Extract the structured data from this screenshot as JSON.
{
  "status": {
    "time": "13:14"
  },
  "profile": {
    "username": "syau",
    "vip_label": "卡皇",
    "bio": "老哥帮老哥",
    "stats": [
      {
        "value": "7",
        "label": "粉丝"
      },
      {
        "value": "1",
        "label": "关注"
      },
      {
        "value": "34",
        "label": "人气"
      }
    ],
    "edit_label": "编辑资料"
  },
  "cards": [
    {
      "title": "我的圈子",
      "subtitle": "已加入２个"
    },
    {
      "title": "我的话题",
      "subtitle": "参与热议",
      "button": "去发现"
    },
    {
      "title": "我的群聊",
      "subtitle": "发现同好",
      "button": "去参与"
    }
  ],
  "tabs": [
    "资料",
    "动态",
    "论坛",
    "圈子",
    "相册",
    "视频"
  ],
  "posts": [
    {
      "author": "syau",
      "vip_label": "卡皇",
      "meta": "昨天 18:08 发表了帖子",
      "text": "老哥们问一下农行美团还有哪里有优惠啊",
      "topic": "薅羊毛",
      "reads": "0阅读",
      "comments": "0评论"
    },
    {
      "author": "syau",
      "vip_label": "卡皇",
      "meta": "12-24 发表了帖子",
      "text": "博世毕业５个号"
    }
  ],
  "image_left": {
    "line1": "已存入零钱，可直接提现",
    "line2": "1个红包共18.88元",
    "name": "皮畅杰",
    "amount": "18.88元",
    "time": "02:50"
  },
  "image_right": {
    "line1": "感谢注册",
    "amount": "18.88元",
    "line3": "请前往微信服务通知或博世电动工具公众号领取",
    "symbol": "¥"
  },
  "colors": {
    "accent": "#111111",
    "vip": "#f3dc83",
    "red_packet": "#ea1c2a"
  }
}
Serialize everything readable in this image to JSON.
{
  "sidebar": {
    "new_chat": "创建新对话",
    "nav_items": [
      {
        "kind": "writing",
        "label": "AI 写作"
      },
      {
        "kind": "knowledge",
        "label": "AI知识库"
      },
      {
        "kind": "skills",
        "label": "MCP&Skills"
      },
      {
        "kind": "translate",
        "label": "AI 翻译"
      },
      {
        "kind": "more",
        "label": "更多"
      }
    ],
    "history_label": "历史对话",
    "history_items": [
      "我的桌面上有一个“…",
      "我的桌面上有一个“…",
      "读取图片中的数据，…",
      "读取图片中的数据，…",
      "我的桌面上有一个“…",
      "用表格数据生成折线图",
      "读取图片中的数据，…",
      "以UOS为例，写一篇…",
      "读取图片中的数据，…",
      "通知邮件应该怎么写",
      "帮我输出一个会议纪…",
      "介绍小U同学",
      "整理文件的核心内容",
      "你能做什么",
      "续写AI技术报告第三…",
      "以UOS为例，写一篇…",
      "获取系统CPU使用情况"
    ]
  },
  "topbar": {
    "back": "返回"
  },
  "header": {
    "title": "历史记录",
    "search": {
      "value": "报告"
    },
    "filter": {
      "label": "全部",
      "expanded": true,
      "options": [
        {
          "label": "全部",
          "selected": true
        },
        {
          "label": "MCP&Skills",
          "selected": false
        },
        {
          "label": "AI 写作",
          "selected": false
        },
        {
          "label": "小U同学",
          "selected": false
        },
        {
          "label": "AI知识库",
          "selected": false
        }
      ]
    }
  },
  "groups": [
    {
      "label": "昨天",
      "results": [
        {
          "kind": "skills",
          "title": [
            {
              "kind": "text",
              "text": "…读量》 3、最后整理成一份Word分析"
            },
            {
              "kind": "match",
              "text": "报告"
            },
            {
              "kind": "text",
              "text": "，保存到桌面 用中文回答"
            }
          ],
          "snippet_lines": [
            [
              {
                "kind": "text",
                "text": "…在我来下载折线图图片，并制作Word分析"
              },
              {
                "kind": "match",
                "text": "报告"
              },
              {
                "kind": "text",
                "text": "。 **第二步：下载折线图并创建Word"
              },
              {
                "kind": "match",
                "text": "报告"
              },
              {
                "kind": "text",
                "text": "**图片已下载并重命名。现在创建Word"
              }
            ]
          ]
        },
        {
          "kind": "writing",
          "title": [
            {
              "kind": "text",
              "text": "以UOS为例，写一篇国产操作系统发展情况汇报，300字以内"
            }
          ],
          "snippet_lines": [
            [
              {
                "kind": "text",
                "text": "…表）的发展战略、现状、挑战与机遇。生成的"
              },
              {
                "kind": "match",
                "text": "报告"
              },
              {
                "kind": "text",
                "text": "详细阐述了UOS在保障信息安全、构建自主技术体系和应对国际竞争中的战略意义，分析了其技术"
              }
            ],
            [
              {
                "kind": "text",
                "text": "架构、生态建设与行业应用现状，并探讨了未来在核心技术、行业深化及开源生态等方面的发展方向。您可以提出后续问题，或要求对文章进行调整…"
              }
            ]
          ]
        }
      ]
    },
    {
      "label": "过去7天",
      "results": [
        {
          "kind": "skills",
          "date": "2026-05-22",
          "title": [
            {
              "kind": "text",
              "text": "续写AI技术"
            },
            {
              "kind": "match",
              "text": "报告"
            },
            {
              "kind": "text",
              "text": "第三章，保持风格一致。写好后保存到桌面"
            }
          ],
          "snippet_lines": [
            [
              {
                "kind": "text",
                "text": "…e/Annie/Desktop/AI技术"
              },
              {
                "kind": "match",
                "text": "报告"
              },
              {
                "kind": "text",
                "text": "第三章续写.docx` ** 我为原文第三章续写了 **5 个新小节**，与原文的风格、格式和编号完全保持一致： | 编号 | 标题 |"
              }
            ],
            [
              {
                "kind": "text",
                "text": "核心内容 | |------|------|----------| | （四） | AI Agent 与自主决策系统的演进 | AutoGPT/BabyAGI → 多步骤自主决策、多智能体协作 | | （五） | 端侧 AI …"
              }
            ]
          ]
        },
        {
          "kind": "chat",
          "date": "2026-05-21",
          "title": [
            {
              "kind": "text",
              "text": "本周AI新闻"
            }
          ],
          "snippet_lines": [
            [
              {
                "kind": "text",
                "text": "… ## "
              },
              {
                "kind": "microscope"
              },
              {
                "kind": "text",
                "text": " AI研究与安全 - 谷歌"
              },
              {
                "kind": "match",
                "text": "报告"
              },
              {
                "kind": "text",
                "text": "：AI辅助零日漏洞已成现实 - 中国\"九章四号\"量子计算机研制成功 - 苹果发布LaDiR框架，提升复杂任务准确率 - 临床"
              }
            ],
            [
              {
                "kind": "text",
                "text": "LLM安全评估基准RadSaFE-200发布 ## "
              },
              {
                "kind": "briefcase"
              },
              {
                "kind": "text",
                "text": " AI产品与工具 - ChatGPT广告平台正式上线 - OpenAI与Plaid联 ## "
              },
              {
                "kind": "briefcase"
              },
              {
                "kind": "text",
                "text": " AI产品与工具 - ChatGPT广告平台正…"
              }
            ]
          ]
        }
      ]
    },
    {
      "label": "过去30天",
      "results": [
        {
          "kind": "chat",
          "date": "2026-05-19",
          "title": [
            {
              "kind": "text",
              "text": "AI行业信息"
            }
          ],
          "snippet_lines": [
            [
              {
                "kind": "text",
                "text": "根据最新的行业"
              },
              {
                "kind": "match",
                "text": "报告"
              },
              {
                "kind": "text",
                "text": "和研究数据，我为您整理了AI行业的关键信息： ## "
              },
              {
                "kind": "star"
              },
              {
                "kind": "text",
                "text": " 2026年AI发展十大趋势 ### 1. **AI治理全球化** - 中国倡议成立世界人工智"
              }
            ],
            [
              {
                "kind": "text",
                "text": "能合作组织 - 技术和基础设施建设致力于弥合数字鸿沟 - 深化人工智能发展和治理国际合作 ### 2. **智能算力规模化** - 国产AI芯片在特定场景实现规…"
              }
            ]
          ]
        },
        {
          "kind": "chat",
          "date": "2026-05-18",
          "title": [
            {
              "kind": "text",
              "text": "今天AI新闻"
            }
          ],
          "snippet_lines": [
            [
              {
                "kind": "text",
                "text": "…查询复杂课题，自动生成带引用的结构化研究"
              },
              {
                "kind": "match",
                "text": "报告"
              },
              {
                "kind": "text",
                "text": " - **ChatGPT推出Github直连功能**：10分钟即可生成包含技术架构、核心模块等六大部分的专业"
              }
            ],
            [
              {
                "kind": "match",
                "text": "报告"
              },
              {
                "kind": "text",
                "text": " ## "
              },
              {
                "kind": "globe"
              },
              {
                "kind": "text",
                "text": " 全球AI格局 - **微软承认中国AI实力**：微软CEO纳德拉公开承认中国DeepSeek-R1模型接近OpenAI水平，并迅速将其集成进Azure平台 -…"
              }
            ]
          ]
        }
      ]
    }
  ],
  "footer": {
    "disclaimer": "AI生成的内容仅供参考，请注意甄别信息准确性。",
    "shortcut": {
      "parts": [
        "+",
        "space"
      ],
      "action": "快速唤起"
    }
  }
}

▶ _AIM_: Copy all the lines above that hold the string "JSON".

▶ _TASK OUTPUT_:
Extract the structured data from this screenshot as JSON.
Serialize everything readable in this image to JSON.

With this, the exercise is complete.